▸ Problem:
Identify the lines that contain the word "kasar" and copy each one.

Listed entries start

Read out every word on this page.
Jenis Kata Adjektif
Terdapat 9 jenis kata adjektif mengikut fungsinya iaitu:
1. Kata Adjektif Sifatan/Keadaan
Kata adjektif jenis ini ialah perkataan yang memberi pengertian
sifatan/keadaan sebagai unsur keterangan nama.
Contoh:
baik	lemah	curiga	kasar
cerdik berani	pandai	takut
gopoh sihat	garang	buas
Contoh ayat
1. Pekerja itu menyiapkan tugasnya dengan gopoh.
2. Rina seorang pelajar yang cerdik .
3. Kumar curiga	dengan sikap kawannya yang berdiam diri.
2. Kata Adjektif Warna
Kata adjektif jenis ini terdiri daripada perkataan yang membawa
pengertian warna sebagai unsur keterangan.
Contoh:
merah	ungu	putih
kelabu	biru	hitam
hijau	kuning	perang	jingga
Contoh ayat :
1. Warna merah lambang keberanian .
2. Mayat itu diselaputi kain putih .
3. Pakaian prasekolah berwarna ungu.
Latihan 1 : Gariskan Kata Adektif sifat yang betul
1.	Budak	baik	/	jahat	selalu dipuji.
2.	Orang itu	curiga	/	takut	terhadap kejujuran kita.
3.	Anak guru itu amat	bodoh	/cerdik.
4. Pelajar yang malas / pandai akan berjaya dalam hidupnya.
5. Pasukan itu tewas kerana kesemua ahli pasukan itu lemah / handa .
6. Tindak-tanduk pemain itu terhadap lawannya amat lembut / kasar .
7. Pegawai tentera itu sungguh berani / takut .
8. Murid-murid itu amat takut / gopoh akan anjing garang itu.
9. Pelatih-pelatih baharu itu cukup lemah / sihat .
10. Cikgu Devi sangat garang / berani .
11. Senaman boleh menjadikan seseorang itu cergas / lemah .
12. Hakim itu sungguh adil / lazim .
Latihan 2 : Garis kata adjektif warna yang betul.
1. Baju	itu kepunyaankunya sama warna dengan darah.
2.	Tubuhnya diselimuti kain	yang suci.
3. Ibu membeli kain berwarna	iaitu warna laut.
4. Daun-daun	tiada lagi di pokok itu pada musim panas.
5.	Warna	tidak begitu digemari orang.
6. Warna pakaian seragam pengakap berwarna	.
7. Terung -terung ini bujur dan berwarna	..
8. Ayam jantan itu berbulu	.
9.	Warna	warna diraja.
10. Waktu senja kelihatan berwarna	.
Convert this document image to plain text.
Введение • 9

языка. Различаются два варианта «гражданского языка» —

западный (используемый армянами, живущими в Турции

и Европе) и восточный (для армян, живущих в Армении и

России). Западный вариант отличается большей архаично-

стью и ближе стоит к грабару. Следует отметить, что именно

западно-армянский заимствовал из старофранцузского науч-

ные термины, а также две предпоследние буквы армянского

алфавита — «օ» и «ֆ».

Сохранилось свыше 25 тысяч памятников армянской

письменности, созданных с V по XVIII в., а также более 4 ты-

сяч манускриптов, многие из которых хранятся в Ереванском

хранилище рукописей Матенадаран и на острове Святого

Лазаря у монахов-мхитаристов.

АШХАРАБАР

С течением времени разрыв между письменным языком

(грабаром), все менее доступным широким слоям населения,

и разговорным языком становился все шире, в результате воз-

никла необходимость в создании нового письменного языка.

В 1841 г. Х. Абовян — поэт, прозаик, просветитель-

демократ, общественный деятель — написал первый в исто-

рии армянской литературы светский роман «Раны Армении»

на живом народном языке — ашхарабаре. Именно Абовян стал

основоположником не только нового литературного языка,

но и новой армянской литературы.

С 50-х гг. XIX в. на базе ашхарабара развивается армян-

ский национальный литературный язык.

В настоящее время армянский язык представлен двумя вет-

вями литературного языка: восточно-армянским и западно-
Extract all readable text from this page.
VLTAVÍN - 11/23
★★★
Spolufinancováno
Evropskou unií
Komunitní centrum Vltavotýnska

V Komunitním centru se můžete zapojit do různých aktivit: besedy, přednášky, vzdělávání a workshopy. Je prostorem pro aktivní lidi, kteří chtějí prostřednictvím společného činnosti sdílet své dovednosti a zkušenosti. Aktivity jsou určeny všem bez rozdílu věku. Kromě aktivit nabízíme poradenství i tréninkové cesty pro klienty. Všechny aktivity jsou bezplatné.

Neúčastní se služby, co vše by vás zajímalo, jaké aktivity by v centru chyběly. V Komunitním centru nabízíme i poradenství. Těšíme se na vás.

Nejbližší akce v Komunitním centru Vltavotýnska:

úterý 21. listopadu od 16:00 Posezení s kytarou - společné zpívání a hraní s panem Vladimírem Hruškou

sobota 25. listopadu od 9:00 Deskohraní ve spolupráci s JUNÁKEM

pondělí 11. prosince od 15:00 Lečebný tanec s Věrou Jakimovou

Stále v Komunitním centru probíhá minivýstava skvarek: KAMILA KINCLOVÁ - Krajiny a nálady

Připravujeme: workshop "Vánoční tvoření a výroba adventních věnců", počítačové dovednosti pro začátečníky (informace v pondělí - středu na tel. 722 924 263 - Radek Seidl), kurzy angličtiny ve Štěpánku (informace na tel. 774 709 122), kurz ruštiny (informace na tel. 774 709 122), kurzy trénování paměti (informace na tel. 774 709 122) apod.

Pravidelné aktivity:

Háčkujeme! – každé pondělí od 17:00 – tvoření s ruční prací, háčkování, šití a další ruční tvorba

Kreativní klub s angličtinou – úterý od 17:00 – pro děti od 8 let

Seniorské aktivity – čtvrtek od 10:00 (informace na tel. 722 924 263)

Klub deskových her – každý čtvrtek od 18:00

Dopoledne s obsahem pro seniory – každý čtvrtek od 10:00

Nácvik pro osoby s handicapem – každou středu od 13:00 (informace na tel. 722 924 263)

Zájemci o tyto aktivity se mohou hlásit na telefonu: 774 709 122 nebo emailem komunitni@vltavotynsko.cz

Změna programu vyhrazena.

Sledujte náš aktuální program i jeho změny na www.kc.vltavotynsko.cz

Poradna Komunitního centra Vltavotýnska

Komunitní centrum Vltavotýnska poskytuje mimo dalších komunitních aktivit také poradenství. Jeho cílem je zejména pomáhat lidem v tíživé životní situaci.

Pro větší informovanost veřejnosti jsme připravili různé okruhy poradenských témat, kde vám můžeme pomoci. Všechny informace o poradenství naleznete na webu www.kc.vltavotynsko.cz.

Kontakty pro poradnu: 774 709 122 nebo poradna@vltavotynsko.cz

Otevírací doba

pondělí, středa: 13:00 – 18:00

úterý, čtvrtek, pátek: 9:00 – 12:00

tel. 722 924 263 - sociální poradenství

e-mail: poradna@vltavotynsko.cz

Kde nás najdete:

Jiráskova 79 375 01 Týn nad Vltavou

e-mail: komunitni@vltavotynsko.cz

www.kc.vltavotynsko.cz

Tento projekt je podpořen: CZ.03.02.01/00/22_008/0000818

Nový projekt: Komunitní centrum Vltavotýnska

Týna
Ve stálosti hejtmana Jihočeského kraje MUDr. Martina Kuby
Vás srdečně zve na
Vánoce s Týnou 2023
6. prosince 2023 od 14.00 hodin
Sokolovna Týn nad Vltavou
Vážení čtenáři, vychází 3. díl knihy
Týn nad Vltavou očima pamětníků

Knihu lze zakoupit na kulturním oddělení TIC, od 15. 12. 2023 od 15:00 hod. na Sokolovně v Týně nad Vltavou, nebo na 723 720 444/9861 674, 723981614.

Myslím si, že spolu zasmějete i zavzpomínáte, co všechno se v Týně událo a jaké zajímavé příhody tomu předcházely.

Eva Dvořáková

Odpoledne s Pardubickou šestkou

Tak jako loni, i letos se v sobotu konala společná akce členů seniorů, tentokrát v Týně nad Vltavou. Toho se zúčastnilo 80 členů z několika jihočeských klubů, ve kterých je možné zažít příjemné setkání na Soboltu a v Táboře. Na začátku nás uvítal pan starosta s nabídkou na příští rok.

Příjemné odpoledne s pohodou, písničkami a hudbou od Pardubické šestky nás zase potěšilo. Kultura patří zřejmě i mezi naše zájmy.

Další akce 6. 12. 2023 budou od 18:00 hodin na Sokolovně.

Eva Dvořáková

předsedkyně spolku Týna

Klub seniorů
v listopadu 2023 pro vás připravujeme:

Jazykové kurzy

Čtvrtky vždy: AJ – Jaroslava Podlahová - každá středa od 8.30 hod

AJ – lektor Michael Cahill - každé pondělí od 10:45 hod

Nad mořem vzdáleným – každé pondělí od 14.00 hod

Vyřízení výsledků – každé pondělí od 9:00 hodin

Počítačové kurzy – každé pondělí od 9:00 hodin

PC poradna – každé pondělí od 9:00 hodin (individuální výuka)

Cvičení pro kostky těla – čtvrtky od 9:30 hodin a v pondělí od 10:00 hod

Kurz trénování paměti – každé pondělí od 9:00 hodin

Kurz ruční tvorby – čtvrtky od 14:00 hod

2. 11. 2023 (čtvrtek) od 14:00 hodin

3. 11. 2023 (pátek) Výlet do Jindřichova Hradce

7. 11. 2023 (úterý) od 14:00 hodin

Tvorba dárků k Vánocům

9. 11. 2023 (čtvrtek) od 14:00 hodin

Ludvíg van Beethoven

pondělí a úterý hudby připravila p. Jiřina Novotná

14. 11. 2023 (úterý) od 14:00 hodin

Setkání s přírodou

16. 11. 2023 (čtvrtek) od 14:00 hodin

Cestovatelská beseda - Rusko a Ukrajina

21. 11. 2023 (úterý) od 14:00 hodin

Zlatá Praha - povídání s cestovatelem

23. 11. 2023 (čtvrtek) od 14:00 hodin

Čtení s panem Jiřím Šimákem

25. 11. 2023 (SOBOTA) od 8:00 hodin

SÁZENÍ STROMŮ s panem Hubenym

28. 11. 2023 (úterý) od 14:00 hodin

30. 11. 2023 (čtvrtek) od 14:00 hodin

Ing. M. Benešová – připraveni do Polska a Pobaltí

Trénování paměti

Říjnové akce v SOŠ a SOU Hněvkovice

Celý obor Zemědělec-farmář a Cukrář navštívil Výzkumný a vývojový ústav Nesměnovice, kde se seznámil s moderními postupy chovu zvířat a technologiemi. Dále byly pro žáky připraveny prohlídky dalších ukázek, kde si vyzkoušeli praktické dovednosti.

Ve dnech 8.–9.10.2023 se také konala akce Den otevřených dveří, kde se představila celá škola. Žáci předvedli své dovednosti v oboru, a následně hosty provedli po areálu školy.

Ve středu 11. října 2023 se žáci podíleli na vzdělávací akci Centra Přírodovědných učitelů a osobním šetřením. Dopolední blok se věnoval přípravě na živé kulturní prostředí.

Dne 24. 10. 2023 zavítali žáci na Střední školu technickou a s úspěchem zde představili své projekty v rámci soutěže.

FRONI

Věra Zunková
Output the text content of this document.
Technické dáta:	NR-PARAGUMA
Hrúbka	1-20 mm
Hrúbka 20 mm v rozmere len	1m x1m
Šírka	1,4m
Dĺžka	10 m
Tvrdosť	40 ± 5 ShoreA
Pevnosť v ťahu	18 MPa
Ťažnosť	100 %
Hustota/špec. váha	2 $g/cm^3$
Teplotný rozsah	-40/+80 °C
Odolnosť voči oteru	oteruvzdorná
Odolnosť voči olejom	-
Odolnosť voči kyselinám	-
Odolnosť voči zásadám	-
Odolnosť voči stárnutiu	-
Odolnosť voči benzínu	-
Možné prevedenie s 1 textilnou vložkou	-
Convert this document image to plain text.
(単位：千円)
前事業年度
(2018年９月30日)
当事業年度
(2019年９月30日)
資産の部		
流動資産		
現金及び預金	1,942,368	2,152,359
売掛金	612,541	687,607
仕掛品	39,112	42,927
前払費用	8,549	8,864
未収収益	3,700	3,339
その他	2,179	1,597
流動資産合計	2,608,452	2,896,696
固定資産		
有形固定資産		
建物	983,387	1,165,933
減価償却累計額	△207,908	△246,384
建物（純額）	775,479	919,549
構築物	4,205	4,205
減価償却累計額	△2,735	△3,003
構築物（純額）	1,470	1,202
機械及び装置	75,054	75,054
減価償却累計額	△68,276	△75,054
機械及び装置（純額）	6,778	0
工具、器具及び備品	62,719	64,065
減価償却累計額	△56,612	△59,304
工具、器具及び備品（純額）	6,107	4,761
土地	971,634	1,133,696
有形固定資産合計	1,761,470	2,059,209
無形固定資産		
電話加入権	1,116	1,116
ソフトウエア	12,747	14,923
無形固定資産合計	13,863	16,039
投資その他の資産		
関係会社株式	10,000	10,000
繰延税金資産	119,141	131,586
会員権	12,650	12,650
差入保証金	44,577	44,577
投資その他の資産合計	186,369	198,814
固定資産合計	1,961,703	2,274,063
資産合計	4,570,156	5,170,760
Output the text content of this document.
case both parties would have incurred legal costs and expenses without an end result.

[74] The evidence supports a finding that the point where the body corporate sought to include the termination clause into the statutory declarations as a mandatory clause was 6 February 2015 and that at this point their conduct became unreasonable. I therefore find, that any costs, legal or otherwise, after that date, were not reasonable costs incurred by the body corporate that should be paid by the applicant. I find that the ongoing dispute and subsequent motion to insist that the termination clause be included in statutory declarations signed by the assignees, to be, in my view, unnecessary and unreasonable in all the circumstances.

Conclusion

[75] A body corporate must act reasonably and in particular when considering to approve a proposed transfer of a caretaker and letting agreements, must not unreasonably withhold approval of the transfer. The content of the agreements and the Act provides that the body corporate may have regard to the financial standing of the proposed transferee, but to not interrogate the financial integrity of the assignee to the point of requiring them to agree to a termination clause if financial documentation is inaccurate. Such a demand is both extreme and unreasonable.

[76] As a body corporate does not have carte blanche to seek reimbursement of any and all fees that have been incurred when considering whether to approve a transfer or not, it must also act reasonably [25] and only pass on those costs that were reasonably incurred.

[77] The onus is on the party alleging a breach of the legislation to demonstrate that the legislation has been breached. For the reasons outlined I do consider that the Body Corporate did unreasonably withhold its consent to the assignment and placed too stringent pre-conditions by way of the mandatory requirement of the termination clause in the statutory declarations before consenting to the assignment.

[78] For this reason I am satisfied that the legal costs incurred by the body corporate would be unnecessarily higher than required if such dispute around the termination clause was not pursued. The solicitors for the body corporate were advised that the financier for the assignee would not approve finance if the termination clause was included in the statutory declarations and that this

Listed entries end

▸ The output:
baik	lemah	curiga	kasar
6. Tindak-tanduk pemain itu terhadap lawannya amat lembut / kasar .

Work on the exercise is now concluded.